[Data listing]
::::::
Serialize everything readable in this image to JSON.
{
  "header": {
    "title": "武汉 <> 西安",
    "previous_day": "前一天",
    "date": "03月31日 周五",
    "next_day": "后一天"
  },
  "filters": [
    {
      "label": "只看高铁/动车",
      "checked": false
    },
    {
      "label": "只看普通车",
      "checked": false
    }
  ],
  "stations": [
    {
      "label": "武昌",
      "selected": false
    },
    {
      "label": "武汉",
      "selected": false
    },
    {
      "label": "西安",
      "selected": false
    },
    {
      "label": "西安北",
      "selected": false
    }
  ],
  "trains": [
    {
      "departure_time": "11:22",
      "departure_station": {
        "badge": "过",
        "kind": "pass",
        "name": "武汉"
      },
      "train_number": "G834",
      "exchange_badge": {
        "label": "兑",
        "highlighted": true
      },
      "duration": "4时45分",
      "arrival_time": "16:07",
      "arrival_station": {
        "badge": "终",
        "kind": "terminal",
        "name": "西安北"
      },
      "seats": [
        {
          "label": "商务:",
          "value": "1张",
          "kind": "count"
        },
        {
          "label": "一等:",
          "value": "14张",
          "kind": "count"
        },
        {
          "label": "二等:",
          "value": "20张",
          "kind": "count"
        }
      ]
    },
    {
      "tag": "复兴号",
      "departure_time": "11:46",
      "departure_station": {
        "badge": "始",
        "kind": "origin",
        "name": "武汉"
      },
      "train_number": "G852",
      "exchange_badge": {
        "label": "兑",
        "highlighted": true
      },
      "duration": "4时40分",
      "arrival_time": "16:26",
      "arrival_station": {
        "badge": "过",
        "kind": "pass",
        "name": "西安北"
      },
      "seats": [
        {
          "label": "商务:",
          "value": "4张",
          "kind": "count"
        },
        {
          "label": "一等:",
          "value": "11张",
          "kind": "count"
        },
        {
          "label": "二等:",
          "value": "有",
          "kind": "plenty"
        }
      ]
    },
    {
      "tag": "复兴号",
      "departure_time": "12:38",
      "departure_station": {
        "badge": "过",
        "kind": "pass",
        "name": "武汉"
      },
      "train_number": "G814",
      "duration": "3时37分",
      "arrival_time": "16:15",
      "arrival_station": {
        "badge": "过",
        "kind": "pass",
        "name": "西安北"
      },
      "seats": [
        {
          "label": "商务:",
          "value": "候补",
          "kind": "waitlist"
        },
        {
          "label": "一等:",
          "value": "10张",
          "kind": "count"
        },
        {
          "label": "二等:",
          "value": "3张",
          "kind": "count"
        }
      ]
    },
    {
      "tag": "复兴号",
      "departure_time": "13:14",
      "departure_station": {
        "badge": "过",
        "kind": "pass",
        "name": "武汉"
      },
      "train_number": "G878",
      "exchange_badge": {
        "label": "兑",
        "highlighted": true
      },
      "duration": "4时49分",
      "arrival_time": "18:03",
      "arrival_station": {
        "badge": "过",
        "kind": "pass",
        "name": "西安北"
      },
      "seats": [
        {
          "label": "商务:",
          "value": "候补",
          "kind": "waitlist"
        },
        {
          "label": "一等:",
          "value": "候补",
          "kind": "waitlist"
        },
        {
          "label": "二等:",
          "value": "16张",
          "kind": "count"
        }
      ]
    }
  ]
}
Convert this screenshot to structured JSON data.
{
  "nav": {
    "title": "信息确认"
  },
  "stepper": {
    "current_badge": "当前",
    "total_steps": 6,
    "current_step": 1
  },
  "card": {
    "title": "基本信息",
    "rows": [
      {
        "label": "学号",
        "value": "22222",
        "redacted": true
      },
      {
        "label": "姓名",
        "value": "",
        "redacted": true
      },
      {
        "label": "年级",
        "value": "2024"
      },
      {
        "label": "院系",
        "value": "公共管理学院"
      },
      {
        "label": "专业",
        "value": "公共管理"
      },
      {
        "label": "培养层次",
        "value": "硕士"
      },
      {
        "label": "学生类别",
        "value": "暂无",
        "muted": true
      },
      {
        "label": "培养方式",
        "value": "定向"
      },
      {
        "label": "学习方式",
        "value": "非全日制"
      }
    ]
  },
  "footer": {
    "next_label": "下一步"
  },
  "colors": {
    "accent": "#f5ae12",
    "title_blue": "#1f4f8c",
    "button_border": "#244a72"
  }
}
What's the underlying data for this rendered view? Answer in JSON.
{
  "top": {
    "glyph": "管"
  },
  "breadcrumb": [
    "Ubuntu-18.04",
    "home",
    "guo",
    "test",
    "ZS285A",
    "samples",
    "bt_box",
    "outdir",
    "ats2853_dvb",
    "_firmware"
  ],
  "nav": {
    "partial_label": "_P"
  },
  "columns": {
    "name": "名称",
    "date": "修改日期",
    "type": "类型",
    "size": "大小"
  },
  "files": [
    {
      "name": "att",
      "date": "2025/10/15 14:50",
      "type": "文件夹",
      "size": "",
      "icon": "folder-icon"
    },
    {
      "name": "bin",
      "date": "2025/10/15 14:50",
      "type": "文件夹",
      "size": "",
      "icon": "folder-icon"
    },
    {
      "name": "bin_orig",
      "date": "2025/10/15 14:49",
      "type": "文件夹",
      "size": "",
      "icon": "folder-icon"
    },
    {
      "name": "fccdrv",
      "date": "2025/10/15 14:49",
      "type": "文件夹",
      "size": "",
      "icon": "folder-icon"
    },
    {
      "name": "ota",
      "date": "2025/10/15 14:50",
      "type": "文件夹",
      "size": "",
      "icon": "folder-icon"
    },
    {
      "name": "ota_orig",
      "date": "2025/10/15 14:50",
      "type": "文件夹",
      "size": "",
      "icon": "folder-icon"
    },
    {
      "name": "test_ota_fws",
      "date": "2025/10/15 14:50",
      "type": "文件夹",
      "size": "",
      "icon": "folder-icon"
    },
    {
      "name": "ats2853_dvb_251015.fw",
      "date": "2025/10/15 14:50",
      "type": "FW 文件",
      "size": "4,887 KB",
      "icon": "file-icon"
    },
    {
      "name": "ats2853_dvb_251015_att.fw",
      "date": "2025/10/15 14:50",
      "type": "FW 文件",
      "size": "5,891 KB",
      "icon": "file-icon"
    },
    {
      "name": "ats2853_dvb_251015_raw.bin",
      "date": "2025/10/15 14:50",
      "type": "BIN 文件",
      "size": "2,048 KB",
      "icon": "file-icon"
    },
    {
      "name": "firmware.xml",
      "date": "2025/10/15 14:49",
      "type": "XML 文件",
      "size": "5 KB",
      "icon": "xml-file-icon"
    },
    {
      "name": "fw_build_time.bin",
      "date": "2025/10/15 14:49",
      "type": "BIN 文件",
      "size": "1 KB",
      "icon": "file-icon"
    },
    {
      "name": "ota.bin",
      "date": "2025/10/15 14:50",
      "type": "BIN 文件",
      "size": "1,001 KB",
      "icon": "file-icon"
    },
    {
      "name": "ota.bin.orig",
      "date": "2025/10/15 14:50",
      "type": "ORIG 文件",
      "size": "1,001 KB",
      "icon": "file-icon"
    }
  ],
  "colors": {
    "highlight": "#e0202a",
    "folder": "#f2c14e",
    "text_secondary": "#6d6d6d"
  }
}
::::::
Pick out the lines that contain "this" and copy them.

## Exercise response
Serialize everything readable in this image to JSON.
Convert this screenshot to structured JSON data.
What's the underlying data for this rendered view? Answer in JSON.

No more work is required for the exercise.